• WHAT TO DO:
Transcribe each of the rows below word for word, leaving out the pictures.

↓

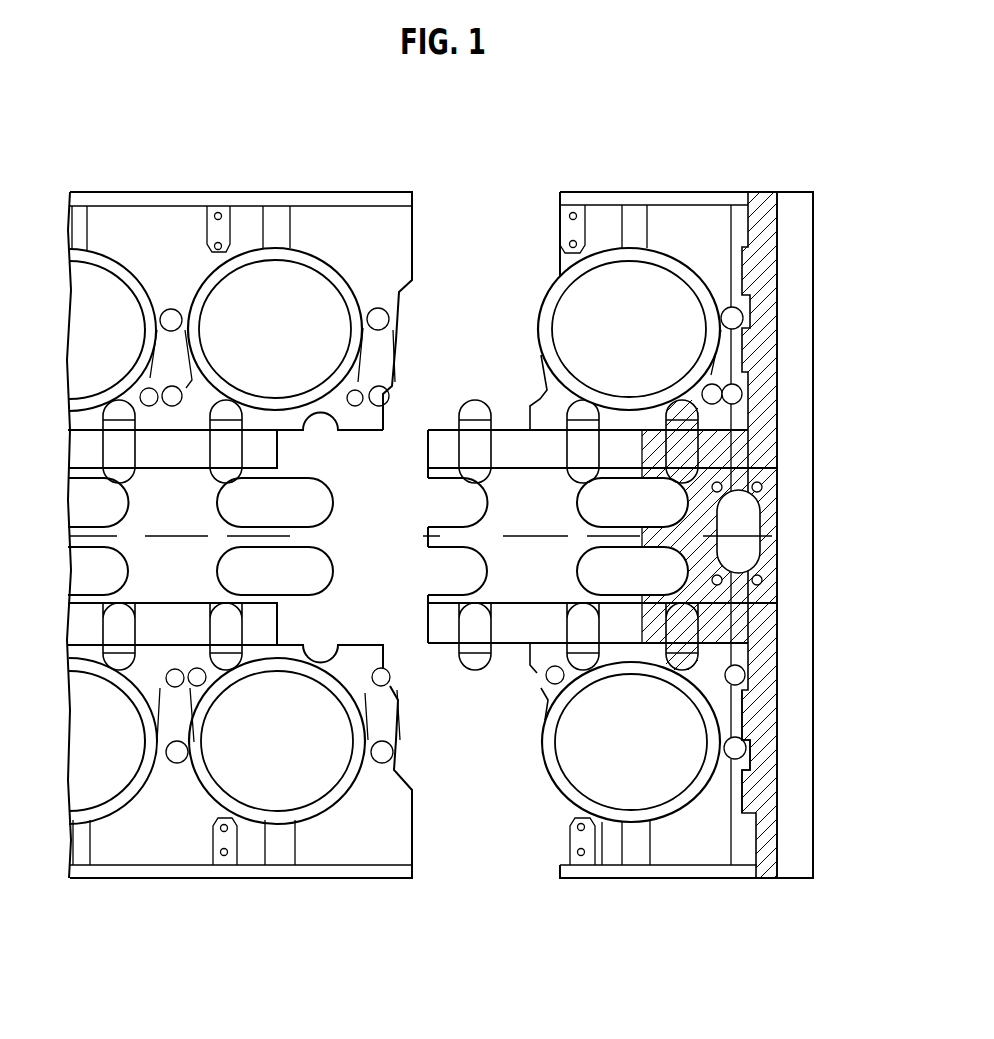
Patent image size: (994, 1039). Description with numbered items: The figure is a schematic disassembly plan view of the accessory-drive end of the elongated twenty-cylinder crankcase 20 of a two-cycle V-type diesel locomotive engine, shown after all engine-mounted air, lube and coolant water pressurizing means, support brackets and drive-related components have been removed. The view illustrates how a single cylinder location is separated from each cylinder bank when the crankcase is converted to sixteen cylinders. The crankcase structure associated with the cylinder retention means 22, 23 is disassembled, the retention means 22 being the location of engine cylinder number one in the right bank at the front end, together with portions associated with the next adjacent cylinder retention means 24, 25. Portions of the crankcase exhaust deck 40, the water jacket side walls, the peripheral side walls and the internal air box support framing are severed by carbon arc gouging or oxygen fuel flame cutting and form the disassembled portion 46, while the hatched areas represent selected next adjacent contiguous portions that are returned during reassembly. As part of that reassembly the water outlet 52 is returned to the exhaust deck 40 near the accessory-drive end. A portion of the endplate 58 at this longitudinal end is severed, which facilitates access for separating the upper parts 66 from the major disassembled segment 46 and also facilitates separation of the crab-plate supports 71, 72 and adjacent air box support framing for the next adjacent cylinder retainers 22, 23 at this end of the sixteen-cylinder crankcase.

The twenty-cylinder crankcase 20 is at (440, 222).
The cylinder retention means 22 is at (656, 758).
The cylinder retention means 23 is at (655, 322).
The next adjacent cylinder retention means 24 is at (302, 760).
The next adjacent cylinder retention means 25 is at (302, 322).
The crankcase exhaust deck 40 is at (188, 513).
The disassembled portion 46 is at (661, 164).
The water outlet 52 is at (745, 510).
The endplate 58 is at (796, 205).
The upper parts 66 is at (735, 550).
The crab-plate support 71 is at (762, 205).
The crab-plate support 72 is at (760, 705).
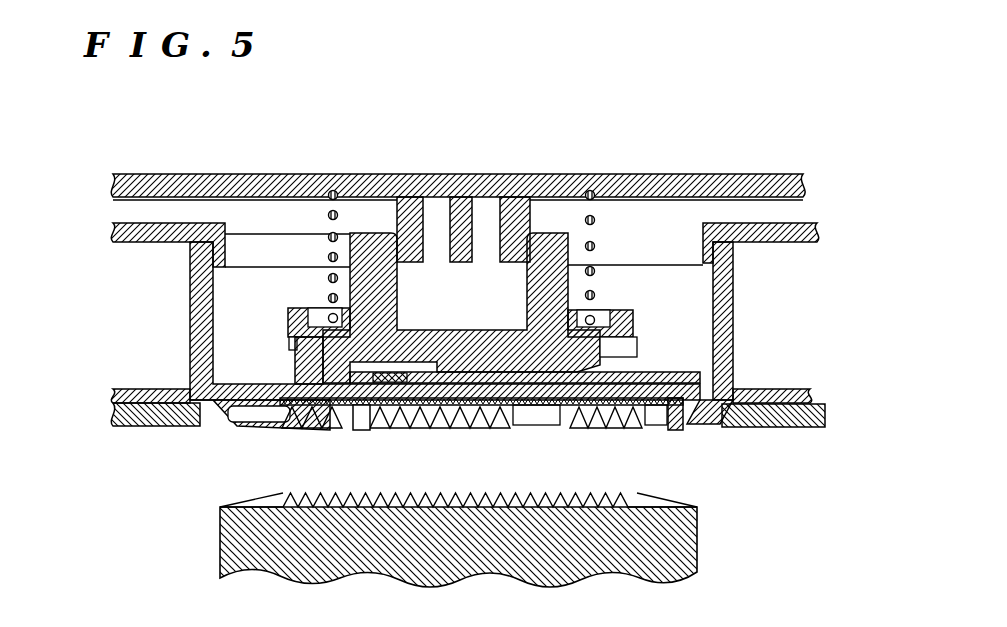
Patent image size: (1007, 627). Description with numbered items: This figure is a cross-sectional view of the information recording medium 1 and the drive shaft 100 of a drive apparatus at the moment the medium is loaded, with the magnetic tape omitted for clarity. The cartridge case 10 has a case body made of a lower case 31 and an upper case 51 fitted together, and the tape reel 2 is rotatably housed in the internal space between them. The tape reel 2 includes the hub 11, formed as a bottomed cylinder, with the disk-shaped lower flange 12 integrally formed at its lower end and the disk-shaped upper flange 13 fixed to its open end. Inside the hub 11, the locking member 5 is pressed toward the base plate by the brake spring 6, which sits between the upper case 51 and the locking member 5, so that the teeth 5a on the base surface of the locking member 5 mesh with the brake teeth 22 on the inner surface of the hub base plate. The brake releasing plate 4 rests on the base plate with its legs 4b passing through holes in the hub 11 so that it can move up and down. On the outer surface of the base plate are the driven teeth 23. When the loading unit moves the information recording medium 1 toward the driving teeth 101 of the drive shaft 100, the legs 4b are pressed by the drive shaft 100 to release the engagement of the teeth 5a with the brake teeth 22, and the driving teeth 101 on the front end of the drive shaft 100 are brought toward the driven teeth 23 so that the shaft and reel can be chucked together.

The information recording medium 1 is at (464, 141).
The tape reel 2 is at (168, 314).
The brake releasing plate 4 is at (650, 372).
The legs 4b is at (362, 432).
The locking member 5 is at (303, 308).
The teeth 5a is at (293, 341).
The brake spring 6 is at (336, 211).
The cartridge case 10 is at (710, 168).
The hub 11 is at (735, 320).
The lower flange 12 is at (158, 389).
The upper flange 13 is at (148, 243).
The brake teeth 22 is at (294, 370).
The driven teeth 23 is at (236, 431).
The lower case 31 is at (140, 428).
The upper case 51 is at (641, 174).
The drive shaft 100 is at (722, 547).
The driving teeth 101 is at (658, 500).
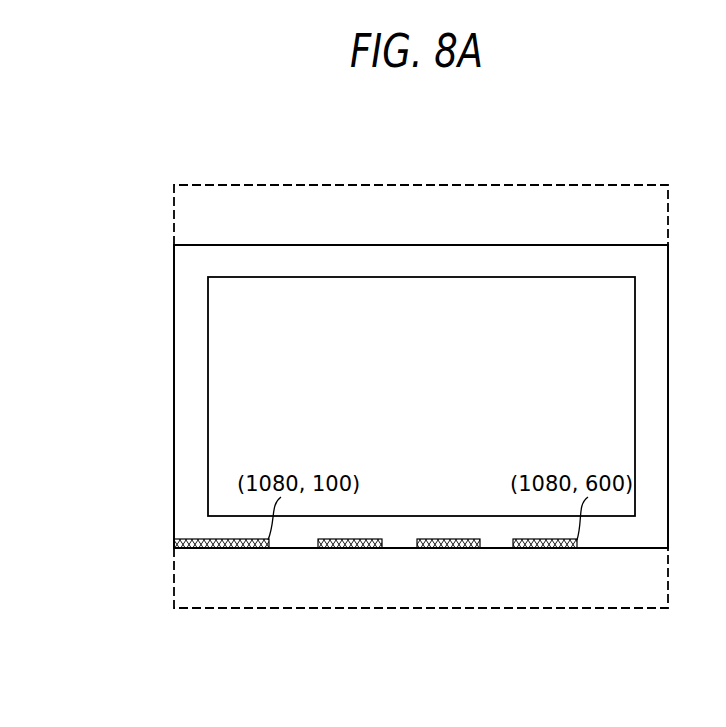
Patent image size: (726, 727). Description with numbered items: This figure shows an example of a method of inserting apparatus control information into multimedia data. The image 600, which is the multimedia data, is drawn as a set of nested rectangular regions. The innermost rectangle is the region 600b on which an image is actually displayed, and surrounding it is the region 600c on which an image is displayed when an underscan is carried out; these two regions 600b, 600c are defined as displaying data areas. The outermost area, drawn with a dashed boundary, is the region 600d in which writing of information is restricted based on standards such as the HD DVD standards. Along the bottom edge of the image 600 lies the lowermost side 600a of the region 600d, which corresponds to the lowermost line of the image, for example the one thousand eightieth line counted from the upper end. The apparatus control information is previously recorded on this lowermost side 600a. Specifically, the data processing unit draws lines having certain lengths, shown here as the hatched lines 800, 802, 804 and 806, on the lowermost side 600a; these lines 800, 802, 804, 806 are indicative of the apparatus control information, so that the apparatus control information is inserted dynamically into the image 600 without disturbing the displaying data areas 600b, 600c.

The image 600 is at (495, 245).
The lowermost side 600a is at (655, 548).
The region on which an image is actually displayed 600b is at (223, 339).
The region on which an image is displayed when an underscan is carried out 600c is at (182, 264).
The region in which write of information is restricted 600d is at (182, 216).
The line 800 is at (237, 548).
The line 802 is at (353, 548).
The line 804 is at (447, 548).
The line 806 is at (545, 548).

↑

• THE REPLY:
Patent image size: (994, 1039). Description with numbered items: The figure is a schematic disassembly plan view of the accessory-drive end of the elongated twenty-cylinder crankcase 20 of a two-cycle V-type diesel locomotive engine, shown after all engine-mounted air, lube and coolant water pressurizing means, support brackets and drive-related components have been removed. The view illustrates how a single cylinder location is separated from each cylinder bank when the crankcase is converted to sixteen cylinders. The crankcase structure associated with the cylinder retention means 22, 23 is disassembled, the retention means 22 being the location of engine cylinder number one in the right bank at the front end, together with portions associated with the next adjacent cylinder retention means 24, 25. Portions of the crankcase exhaust deck 40, the water jacket side walls, the peripheral side walls and the internal air box support framing are severed by carbon arc gouging or oxygen fuel flame cutting and form the disassembled portion 46, while the hatched areas represent selected next adjacent contiguous portions that are returned during reassembly. As part of that reassembly the water outlet 52 is returned to the exhaust deck 40 near the accessory-drive end. A portion of the endplate 58 at this longitudinal end is severed, which facilitates access for separating the upper parts 66 from the major disassembled segment 46 and also facilitates separation of the crab-plate supports 71, 72 and adjacent air box support framing for the next adjacent cylinder retainers 22, 23 at this end of the sixteen-cylinder crankcase.

The twenty-cylinder crankcase 20 is at (440, 222).
The cylinder retention means 22 is at (656, 758).
The cylinder retention means 23 is at (655, 322).
The next adjacent cylinder retention means 24 is at (302, 760).
The next adjacent cylinder retention means 25 is at (302, 322).
The crankcase exhaust deck 40 is at (188, 513).
The disassembled portion 46 is at (661, 164).
The water outlet 52 is at (745, 510).
The endplate 58 is at (796, 205).
The upper parts 66 is at (735, 550).
The crab-plate support 71 is at (762, 205).
The crab-plate support 72 is at (760, 705).
Patent image size: (1007, 627). Description with numbered items: This figure is a cross-sectional view of the information recording medium 1 and the drive shaft 100 of a drive apparatus at the moment the medium is loaded, with the magnetic tape omitted for clarity. The cartridge case 10 has a case body made of a lower case 31 and an upper case 51 fitted together, and the tape reel 2 is rotatably housed in the internal space between them. The tape reel 2 includes the hub 11, formed as a bottomed cylinder, with the disk-shaped lower flange 12 integrally formed at its lower end and the disk-shaped upper flange 13 fixed to its open end. Inside the hub 11, the locking member 5 is pressed toward the base plate by the brake spring 6, which sits between the upper case 51 and the locking member 5, so that the teeth 5a on the base surface of the locking member 5 mesh with the brake teeth 22 on the inner surface of the hub base plate. The brake releasing plate 4 rests on the base plate with its legs 4b passing through holes in the hub 11 so that it can move up and down. On the outer surface of the base plate are the driven teeth 23. When the loading unit moves the information recording medium 1 toward the driving teeth 101 of the drive shaft 100, the legs 4b are pressed by the drive shaft 100 to release the engagement of the teeth 5a with the brake teeth 22, and the driving teeth 101 on the front end of the drive shaft 100 are brought toward the driven teeth 23 so that the shaft and reel can be chucked together.

The information recording medium 1 is at (464, 141).
The tape reel 2 is at (168, 314).
The brake releasing plate 4 is at (650, 372).
The legs 4b is at (362, 432).
The locking member 5 is at (303, 308).
The teeth 5a is at (293, 341).
The brake spring 6 is at (336, 211).
The cartridge case 10 is at (710, 168).
The hub 11 is at (735, 320).
The lower flange 12 is at (158, 389).
The upper flange 13 is at (148, 243).
The brake teeth 22 is at (294, 370).
The driven teeth 23 is at (236, 431).
The lower case 31 is at (140, 428).
The upper case 51 is at (641, 174).
The drive shaft 100 is at (722, 547).
The driving teeth 101 is at (658, 500).
Patent image size: (726, 727). Description with numbered items: This figure shows an example of a method of inserting apparatus control information into multimedia data. The image 600, which is the multimedia data, is drawn as a set of nested rectangular regions. The innermost rectangle is the region 600b on which an image is actually displayed, and surrounding it is the region 600c on which an image is displayed when an underscan is carried out; these two regions 600b, 600c are defined as displaying data areas. The outermost area, drawn with a dashed boundary, is the region 600d in which writing of information is restricted based on standards such as the HD DVD standards. Along the bottom edge of the image 600 lies the lowermost side 600a of the region 600d, which corresponds to the lowermost line of the image, for example the one thousand eightieth line counted from the upper end. The apparatus control information is previously recorded on this lowermost side 600a. Specifically, the data processing unit draws lines having certain lengths, shown here as the hatched lines 800, 802, 804 and 806, on the lowermost side 600a; these lines 800, 802, 804, 806 are indicative of the apparatus control information, so that the apparatus control information is inserted dynamically into the image 600 without disturbing the displaying data areas 600b, 600c.

The image 600 is at (495, 245).
The lowermost side 600a is at (655, 548).
The region on which an image is actually displayed 600b is at (223, 339).
The region on which an image is displayed when an underscan is carried out 600c is at (182, 264).
The region in which write of information is restricted 600d is at (182, 216).
The line 800 is at (237, 548).
The line 802 is at (353, 548).
The line 804 is at (447, 548).
The line 806 is at (545, 548).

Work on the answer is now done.